▸ Stated problem:
Write out every entry, unchanged. Skip any picture.

▸ Data lines:
┏━━
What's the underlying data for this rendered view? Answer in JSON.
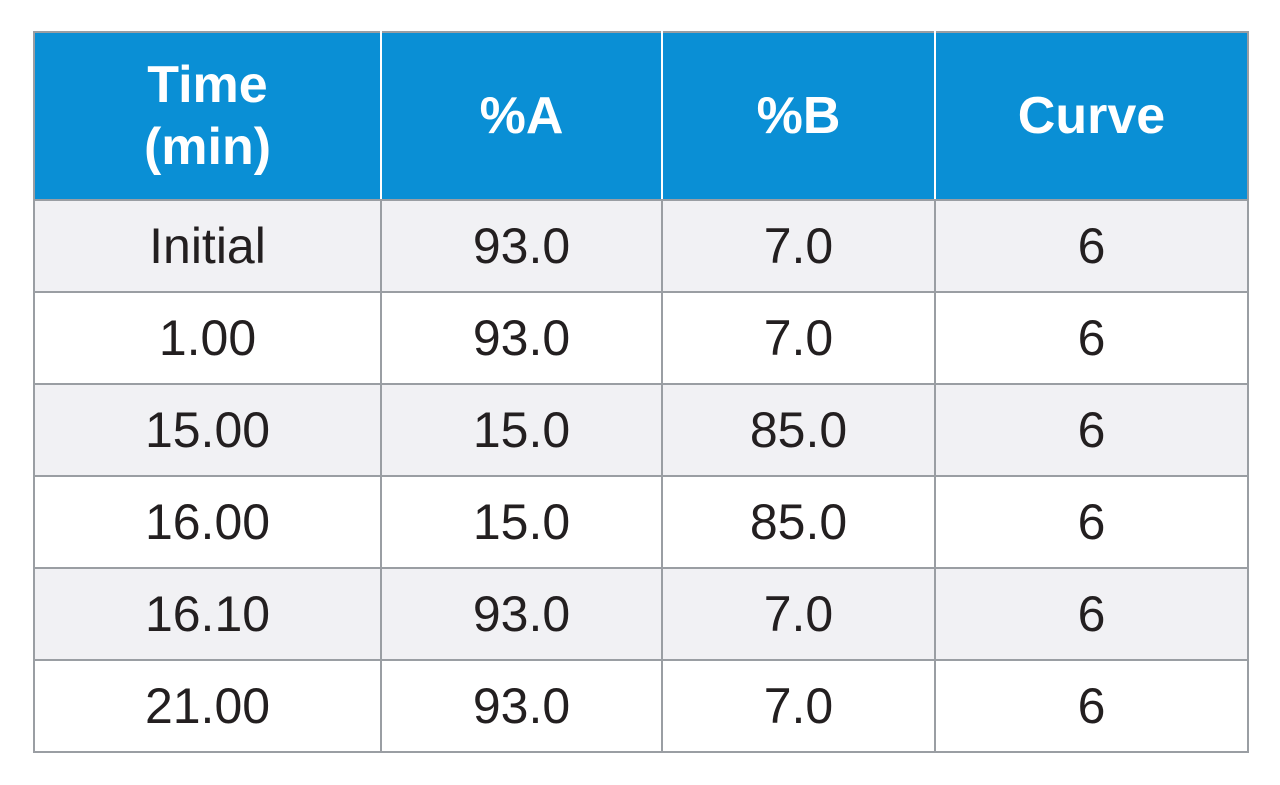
{
  "table": {
    "headers": {
      "time_line1": "Time",
      "time_line2": "(min)",
      "a": "%A",
      "b": "%B",
      "curve": "Curve"
    },
    "rows": [
      {
        "time": "Initial",
        "a": "93.0",
        "b": "7.0",
        "curve": "6"
      },
      {
        "time": "1.00",
        "a": "93.0",
        "b": "7.0",
        "curve": "6"
      },
      {
        "time": "15.00",
        "a": "15.0",
        "b": "85.0",
        "curve": "6"
      },
      {
        "time": "16.00",
        "a": "15.0",
        "b": "85.0",
        "curve": "6"
      },
      {
        "time": "16.10",
        "a": "93.0",
        "b": "7.0",
        "curve": "6"
      },
      {
        "time": "21.00",
        "a": "93.0",
        "b": "7.0",
        "curve": "6"
      }
    ]
  },
  "colors": {
    "header_bg": "#0a8fd5",
    "header_text": "#ffffff",
    "row_shade": "#f1f1f4",
    "border": "#9a9ea3",
    "body_text": "#231f20"
  }
}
┗━━
▸ Output for this task:
What's the underlying data for this rendered view? Answer in JSON.
{
  "table": {
    "headers": {
      "time_line1": "Time",
      "time_line2": "(min)",
      "a": "%A",
      "b": "%B",
      "curve": "Curve"
    },
    "rows": [
      {
        "time": "Initial",
        "a": "93.0",
        "b": "7.0",
        "curve": "6"
      },
      {
        "time": "1.00",
        "a": "93.0",
        "b": "7.0",
        "curve": "6"
      },
      {
        "time": "15.00",
        "a": "15.0",
        "b": "85.0",
        "curve": "6"
      },
      {
        "time": "16.00",
        "a": "15.0",
        "b": "85.0",
        "curve": "6"
      },
      {
        "time": "16.10",
        "a": "93.0",
        "b": "7.0",
        "curve": "6"
      },
      {
        "time": "21.00",
        "a": "93.0",
        "b": "7.0",
        "curve": "6"
      }
    ]
  },
  "colors": {
    "header_bg": "#0a8fd5",
    "header_text": "#ffffff",
    "row_shade": "#f1f1f4",
    "border": "#9a9ea3",
    "body_text": "#231f20"
  }
}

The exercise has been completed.